▶ [JOB]:
Hunt for the word "linestyle" across the entries below, copying each line that holds it.

▶ [EXERCISE INPUTS]:
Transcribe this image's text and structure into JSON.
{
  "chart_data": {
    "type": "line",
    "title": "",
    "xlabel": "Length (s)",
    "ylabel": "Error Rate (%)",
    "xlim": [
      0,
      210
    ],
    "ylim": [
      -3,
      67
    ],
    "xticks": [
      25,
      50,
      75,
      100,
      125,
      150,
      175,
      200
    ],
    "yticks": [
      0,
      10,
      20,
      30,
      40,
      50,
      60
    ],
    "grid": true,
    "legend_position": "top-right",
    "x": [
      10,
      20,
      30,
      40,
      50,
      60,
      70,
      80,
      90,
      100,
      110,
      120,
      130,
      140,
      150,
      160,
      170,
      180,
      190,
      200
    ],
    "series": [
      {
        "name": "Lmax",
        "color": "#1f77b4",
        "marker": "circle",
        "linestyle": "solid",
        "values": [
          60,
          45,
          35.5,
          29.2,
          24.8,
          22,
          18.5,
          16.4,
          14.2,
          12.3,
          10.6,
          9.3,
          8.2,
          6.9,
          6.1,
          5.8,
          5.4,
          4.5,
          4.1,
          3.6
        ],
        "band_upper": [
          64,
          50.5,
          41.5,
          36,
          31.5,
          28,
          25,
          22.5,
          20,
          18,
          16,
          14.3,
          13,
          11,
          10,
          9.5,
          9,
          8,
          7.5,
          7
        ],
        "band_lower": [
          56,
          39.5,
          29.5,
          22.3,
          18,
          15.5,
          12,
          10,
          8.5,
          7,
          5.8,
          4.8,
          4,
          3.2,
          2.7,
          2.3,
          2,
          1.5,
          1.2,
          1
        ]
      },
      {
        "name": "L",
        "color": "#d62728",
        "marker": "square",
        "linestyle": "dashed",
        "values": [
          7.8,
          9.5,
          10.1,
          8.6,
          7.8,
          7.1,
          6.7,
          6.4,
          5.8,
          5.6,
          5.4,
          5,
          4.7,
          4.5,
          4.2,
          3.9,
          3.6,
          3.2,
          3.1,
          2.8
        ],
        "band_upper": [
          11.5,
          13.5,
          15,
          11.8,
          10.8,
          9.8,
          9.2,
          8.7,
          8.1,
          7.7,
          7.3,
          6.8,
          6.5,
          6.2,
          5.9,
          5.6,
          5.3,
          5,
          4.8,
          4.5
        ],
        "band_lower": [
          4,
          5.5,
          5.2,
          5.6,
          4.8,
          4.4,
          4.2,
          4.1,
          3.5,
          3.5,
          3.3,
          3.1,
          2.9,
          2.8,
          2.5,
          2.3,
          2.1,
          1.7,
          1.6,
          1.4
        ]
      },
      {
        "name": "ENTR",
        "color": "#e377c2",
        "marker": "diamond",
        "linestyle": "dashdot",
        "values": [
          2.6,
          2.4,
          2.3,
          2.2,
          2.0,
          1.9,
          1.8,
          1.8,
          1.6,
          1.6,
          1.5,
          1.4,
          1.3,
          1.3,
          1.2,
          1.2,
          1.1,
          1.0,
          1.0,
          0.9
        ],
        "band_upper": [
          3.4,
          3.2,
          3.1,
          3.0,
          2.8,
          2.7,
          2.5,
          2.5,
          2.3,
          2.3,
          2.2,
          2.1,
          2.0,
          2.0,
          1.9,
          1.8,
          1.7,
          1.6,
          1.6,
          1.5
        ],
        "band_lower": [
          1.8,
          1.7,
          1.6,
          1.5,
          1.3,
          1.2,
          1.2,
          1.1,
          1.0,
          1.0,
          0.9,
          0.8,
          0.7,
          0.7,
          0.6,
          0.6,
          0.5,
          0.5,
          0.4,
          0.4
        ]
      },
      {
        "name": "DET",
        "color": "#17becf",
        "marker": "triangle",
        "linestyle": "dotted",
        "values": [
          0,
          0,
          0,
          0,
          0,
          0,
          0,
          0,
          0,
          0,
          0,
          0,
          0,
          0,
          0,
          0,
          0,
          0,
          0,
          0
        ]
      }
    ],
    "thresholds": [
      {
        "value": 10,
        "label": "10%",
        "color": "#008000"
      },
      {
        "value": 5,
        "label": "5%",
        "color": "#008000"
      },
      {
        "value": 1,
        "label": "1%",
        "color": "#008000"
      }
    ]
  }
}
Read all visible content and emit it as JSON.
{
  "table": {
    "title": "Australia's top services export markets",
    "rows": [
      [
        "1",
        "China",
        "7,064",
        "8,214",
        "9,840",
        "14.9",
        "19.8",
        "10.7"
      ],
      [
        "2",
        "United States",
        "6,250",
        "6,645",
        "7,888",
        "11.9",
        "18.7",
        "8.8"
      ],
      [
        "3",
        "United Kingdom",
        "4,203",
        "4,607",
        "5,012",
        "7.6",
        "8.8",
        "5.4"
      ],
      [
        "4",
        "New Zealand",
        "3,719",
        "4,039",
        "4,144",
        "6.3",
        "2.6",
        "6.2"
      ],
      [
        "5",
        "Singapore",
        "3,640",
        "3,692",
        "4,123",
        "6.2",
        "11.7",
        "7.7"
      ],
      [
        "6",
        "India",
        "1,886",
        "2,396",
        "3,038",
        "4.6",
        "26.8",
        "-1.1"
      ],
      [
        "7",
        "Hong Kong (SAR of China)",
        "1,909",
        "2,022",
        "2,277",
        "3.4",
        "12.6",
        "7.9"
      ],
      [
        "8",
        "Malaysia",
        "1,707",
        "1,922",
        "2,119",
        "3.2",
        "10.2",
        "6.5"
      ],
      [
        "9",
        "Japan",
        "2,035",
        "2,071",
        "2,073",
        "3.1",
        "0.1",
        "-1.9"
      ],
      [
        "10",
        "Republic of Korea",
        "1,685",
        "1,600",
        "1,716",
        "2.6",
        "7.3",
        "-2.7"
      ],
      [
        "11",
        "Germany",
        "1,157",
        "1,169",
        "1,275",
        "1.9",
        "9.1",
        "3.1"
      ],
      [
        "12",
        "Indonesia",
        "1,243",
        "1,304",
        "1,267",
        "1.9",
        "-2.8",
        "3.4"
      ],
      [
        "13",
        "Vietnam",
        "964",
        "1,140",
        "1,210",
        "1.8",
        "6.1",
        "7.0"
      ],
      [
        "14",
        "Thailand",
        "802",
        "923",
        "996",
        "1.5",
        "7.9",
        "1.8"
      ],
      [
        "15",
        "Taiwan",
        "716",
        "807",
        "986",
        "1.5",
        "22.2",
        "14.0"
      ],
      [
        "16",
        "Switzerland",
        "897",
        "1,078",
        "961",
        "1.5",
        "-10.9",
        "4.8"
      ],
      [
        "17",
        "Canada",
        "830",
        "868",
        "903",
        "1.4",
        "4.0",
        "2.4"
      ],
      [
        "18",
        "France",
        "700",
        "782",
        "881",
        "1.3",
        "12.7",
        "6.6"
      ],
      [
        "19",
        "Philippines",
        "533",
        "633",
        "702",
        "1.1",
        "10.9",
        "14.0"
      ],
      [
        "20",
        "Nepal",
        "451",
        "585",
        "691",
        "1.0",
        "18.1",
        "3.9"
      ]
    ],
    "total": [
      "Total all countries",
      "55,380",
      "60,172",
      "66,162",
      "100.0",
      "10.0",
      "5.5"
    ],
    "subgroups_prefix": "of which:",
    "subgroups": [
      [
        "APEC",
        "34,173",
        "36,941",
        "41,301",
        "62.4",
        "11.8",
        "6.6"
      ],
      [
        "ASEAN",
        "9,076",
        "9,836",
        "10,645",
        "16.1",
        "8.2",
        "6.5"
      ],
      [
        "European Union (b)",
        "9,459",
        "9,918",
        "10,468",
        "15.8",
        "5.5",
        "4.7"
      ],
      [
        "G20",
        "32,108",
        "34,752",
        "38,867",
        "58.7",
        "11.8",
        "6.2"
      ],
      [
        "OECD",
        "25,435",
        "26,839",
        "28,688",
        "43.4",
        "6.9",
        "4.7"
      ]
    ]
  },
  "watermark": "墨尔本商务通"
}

▶ [EXERCISE OUTPUT]:
        "linestyle": "solid",
        "linestyle": "dashed",
        "linestyle": "dashdot",
        "linestyle": "dotted",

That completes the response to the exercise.